§ **Required work**
Verbatim output of all the material below is required.

━━━ Input material

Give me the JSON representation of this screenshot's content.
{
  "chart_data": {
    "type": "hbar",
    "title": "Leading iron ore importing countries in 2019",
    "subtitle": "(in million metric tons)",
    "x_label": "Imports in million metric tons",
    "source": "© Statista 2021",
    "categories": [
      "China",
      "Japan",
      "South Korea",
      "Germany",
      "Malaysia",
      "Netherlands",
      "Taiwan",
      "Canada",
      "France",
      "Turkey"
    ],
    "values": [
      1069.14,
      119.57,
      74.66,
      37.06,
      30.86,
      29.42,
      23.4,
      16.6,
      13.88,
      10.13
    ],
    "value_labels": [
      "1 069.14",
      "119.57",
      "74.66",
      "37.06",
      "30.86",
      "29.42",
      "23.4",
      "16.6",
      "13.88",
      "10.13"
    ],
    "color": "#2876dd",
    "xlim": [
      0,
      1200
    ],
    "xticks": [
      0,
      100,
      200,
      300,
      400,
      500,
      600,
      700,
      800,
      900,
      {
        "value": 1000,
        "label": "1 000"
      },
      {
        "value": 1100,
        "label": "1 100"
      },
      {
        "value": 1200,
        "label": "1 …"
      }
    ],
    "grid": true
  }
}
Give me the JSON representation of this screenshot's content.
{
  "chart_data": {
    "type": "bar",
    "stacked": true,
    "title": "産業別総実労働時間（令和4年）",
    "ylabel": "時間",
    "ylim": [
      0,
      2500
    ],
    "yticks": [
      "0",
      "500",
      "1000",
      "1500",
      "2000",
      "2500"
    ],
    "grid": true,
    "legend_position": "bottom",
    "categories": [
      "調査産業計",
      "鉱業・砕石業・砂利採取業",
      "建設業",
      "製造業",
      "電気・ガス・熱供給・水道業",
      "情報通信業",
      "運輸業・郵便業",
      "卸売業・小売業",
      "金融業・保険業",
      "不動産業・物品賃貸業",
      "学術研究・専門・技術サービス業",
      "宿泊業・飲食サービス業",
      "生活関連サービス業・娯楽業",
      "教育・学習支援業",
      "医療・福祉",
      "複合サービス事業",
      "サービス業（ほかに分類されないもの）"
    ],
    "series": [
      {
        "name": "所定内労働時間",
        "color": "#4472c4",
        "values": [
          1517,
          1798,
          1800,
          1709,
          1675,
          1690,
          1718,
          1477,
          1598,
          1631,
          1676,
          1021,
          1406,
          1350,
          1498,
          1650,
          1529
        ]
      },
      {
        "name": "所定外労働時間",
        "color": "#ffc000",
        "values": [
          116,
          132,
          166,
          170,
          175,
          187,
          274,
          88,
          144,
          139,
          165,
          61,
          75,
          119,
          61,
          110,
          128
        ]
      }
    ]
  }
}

━━━━━━

§ **Reply to the task**
Give me the JSON representation of this screenshot's content.
{
  "chart_data": {
    "type": "hbar",
    "title": "Leading iron ore importing countries in 2019",
    "subtitle": "(in million metric tons)",
    "x_label": "Imports in million metric tons",
    "source": "© Statista 2021",
    "categories": [
      "China",
      "Japan",
      "South Korea",
      "Germany",
      "Malaysia",
      "Netherlands",
      "Taiwan",
      "Canada",
      "France",
      "Turkey"
    ],
    "values": [
      1069.14,
      119.57,
      74.66,
      37.06,
      30.86,
      29.42,
      23.4,
      16.6,
      13.88,
      10.13
    ],
    "value_labels": [
      "1 069.14",
      "119.57",
      "74.66",
      "37.06",
      "30.86",
      "29.42",
      "23.4",
      "16.6",
      "13.88",
      "10.13"
    ],
    "color": "#2876dd",
    "xlim": [
      0,
      1200
    ],
    "xticks": [
      0,
      100,
      200,
      300,
      400,
      500,
      600,
      700,
      800,
      900,
      {
        "value": 1000,
        "label": "1 000"
      },
      {
        "value": 1100,
        "label": "1 100"
      },
      {
        "value": 1200,
        "label": "1 …"
      }
    ],
    "grid": true
  }
}
Give me the JSON representation of this screenshot's content.
{
  "chart_data": {
    "type": "bar",
    "stacked": true,
    "title": "産業別総実労働時間（令和4年）",
    "ylabel": "時間",
    "ylim": [
      0,
      2500
    ],
    "yticks": [
      "0",
      "500",
      "1000",
      "1500",
      "2000",
      "2500"
    ],
    "grid": true,
    "legend_position": "bottom",
    "categories": [
      "調査産業計",
      "鉱業・砕石業・砂利採取業",
      "建設業",
      "製造業",
      "電気・ガス・熱供給・水道業",
      "情報通信業",
      "運輸業・郵便業",
      "卸売業・小売業",
      "金融業・保険業",
      "不動産業・物品賃貸業",
      "学術研究・専門・技術サービス業",
      "宿泊業・飲食サービス業",
      "生活関連サービス業・娯楽業",
      "教育・学習支援業",
      "医療・福祉",
      "複合サービス事業",
      "サービス業（ほかに分類されないもの）"
    ],
    "series": [
      {
        "name": "所定内労働時間",
        "color": "#4472c4",
        "values": [
          1517,
          1798,
          1800,
          1709,
          1675,
          1690,
          1718,
          1477,
          1598,
          1631,
          1676,
          1021,
          1406,
          1350,
          1498,
          1650,
          1529
        ]
      },
      {
        "name": "所定外労働時間",
        "color": "#ffc000",
        "values": [
          116,
          132,
          166,
          170,
          175,
          187,
          274,
          88,
          144,
          139,
          165,
          61,
          75,
          119,
          61,
          110,
          128
        ]
      }
    ]
  }
}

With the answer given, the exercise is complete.